§ Requirement A
In the Gary Hieftje profile, rewrite the passage that begins at the words "Gary Hieftje: Meet" and stops after "Department of Energy.", with "editorial boards" changed to "advisory panels".
§ Requirement B
According to the Gary Hieftje profile, which kinds of spectroscopic methods did Hieftje investigate at Indiana University Bloomington?

Gary Hieftje: Meet the Editorial Advisory Board
Retired – Distinguished Professor and Robert & Marjorie Mann Chair, Indiana University Bloomington, Indiana, USA
Tell us about yourself and your research!
I spent 50 years investigating atomic, molecular, and biomolecular emission, absorption, fluorescence, and MS on the faculty at Indiana University Bloomington and have been retired for a year now. But that doesn’t mean I’m not still scientifically active. I contribute to ongoing research projects with former students, serve on a number of editorial boards (including The Analytical Scientist’s!), and serve on review committees for several different government agencies, including the Department of Energy.
What makes you tick?
Research is, of course, enjoyable and tremendously useful, but educating students has always been my focus. Some of my students have gone on to become award-winning scientists – or are even beginning their own retirements! Another activity that has kept me busy is pulling together special issues of journals dedicated to these former students of mine. It’s incredibly gratifying and I couldn’t be prouder.
What keeps you up at night?
The long-term impact of COVID-19 on our world is a big worry – especially with regard to science and education. Schools and universities are not built to operate in vacuums like they are right now – our remote ways of working are a poor substitute for in-person teaching and research. The impact of politics on science is also of concern (an impact now visible in many countries), as is the tendency for analytical chemistry to lean excessively toward bioscience. This is an important field, but it’s a mistake to forget all other fields in its pursuit. I fear our focus has become too narrow.
Do you have any personal (or general) milestones from 2020 you’d like to share?
I’d say retiring is a pretty big milestone! I’ve also moved to a considerably smaller dwelling, albeit in a much nicer climate, and become a great-grandfather for the third time (I have 13 grandkids!). Closer to my scientific career, a special issue of the Journal of Analytical Atomic Spectrometry was published in my honor to commemorate my retirement.
Top paper of 2020
There are countless good papers out there and I wouldn’t want to make any seem less important than the others! I have, however, started reading a lot of trashy novels and renewed my love for science fiction. I’ve always enjoyed sci-fi and, looking back to the books I read as a child, it’s strange to see that a lot of my best research ideas have come from science fiction. Maybe my best idea in 20 years’ time will come from the reading I’m doing now!

§ Source information
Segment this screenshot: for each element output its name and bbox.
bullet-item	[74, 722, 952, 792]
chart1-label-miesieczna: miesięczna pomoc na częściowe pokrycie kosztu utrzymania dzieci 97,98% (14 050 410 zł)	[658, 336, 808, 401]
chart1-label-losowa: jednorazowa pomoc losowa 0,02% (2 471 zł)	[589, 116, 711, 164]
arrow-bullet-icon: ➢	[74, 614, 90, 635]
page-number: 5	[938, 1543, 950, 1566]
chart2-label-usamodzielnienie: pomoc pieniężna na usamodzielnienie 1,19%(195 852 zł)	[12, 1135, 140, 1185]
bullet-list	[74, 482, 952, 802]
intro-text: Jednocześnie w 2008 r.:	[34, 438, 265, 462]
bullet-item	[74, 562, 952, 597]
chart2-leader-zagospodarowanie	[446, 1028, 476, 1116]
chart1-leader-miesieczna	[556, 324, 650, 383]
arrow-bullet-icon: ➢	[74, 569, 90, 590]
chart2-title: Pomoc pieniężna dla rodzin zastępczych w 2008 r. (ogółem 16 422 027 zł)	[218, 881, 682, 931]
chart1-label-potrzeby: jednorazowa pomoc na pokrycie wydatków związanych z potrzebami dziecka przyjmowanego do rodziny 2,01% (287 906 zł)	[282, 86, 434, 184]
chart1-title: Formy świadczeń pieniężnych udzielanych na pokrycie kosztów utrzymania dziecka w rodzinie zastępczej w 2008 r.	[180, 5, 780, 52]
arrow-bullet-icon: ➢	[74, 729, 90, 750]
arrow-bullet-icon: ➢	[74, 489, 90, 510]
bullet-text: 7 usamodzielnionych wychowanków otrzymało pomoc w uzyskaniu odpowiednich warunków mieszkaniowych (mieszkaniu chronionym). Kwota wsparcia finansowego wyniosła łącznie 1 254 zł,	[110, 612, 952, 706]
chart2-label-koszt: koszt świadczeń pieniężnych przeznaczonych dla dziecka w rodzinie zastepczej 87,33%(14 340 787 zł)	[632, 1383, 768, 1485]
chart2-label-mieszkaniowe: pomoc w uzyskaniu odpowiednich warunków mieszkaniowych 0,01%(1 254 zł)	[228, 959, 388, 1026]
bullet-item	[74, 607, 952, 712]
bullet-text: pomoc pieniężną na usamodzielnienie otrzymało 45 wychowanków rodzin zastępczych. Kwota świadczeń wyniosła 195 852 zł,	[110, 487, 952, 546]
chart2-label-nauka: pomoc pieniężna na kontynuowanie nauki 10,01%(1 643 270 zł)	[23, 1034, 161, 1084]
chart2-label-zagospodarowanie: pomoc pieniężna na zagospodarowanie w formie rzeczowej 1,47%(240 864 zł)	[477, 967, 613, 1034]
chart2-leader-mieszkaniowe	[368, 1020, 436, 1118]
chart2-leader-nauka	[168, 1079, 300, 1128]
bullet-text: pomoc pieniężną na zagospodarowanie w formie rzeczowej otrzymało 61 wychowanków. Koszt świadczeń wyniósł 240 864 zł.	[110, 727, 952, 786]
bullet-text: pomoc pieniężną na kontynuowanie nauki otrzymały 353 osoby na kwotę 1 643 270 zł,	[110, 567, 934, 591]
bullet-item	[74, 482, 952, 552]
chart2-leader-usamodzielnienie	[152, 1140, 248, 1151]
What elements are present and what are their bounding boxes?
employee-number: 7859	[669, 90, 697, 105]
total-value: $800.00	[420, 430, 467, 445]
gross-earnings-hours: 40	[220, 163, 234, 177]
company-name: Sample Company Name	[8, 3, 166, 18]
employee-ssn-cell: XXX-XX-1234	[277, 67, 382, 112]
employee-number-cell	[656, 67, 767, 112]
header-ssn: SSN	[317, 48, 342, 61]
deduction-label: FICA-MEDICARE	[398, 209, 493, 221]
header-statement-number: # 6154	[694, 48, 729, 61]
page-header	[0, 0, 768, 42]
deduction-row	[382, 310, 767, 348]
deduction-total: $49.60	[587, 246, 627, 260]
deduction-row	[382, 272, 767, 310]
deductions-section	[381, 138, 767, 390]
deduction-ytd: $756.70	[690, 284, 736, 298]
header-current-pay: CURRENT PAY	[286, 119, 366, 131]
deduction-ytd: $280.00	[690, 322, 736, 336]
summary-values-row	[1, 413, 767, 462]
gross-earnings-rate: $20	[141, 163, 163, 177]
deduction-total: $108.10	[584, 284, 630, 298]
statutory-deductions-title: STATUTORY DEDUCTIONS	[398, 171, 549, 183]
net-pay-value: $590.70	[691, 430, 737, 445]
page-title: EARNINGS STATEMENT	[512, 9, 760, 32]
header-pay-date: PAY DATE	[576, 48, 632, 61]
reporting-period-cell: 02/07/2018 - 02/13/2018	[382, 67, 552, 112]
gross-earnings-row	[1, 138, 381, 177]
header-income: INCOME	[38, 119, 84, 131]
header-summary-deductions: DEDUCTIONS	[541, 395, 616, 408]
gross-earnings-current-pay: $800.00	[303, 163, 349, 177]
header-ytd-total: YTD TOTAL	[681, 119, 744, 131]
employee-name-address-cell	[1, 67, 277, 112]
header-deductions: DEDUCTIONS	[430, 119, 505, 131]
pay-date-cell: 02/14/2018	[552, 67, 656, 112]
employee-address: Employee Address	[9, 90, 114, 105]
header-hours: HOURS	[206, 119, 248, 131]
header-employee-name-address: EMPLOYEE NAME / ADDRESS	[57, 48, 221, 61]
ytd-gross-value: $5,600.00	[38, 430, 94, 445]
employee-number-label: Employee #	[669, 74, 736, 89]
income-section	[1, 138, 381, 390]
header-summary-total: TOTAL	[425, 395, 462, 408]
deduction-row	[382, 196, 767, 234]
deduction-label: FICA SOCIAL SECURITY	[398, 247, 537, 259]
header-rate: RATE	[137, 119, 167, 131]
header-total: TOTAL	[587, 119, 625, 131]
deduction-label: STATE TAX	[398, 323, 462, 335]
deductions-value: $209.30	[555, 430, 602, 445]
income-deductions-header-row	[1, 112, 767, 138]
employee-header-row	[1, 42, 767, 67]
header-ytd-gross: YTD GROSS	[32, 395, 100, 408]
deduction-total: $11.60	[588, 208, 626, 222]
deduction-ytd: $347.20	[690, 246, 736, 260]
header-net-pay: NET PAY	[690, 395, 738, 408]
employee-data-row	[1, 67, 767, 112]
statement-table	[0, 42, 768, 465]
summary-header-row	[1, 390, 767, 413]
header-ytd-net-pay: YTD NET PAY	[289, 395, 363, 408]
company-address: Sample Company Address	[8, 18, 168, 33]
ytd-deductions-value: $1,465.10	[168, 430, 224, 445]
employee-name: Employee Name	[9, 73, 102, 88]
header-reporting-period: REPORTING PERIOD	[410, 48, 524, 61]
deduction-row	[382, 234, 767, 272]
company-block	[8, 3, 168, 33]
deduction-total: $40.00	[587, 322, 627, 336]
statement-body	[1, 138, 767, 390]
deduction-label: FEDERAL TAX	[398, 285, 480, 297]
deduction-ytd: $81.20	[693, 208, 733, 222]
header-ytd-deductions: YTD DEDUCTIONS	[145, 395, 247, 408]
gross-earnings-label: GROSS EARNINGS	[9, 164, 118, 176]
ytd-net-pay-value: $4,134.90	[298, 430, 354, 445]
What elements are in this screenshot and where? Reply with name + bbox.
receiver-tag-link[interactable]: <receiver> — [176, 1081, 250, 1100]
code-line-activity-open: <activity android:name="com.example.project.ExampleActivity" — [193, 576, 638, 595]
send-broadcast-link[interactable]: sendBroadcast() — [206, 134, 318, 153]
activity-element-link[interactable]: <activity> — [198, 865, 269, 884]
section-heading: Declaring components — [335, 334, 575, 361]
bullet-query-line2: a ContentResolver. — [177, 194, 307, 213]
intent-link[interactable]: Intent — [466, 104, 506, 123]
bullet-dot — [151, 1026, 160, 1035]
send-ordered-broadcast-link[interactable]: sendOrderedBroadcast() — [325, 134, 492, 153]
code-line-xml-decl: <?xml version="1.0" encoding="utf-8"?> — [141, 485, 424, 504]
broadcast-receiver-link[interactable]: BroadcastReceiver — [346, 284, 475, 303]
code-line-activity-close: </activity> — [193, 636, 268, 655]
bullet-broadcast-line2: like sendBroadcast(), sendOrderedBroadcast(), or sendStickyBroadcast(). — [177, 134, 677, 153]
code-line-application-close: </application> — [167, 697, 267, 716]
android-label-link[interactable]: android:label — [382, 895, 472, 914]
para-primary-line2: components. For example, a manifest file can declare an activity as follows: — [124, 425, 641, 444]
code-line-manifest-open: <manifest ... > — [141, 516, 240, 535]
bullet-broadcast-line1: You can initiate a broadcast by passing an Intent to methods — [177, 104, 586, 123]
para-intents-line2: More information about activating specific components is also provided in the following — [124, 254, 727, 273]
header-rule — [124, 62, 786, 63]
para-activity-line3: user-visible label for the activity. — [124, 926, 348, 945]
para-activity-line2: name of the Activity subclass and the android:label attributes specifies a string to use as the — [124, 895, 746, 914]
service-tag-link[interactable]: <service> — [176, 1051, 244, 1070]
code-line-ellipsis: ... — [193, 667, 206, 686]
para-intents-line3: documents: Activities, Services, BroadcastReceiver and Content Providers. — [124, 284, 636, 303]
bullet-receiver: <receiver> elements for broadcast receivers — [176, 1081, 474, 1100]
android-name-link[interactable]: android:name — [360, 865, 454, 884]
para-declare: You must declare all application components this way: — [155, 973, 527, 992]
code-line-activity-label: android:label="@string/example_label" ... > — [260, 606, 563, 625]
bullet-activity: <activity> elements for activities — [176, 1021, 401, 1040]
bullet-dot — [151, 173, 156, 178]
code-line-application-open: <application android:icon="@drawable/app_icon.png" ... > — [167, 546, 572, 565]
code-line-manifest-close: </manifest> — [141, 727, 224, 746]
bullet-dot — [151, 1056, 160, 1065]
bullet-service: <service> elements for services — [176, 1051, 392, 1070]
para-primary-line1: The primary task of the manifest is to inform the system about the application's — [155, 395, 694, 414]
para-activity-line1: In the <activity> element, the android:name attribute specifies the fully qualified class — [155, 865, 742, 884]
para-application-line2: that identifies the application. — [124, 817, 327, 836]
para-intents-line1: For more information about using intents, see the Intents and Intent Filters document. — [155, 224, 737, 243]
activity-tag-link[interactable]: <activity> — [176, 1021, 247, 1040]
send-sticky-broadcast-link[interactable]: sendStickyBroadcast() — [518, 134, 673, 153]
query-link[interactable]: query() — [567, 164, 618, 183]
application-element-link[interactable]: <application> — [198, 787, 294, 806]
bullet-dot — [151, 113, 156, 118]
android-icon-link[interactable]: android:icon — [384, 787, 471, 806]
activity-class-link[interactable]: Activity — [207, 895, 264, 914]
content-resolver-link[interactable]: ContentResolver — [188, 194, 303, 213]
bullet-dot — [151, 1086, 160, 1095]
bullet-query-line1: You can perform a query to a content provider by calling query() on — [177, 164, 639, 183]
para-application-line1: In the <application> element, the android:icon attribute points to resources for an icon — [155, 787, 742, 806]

§ Response box A
Gary Hieftje: Meet the Editorial Advisory Board
Retired – Distinguished Professor and Robert & Marjorie Mann Chair, Indiana University Bloomington, Indiana, USA
Tell us about yourself and your research!
I spent 50 years investigating atomic, molecular, and biomolecular emission, absorption, fluorescence, and MS on the faculty at Indiana University Bloomington and have been retired for a year now. But that doesn’t mean I’m not still scientifically active. I contribute to ongoing research projects with former students, serve on a number of advisory panels (including The Analytical Scientist’s!), and serve on review committees for several different government agencies, including the Department of Energy.

§ Response box B
- Emission
- Absorption
- Fluorescence
- MS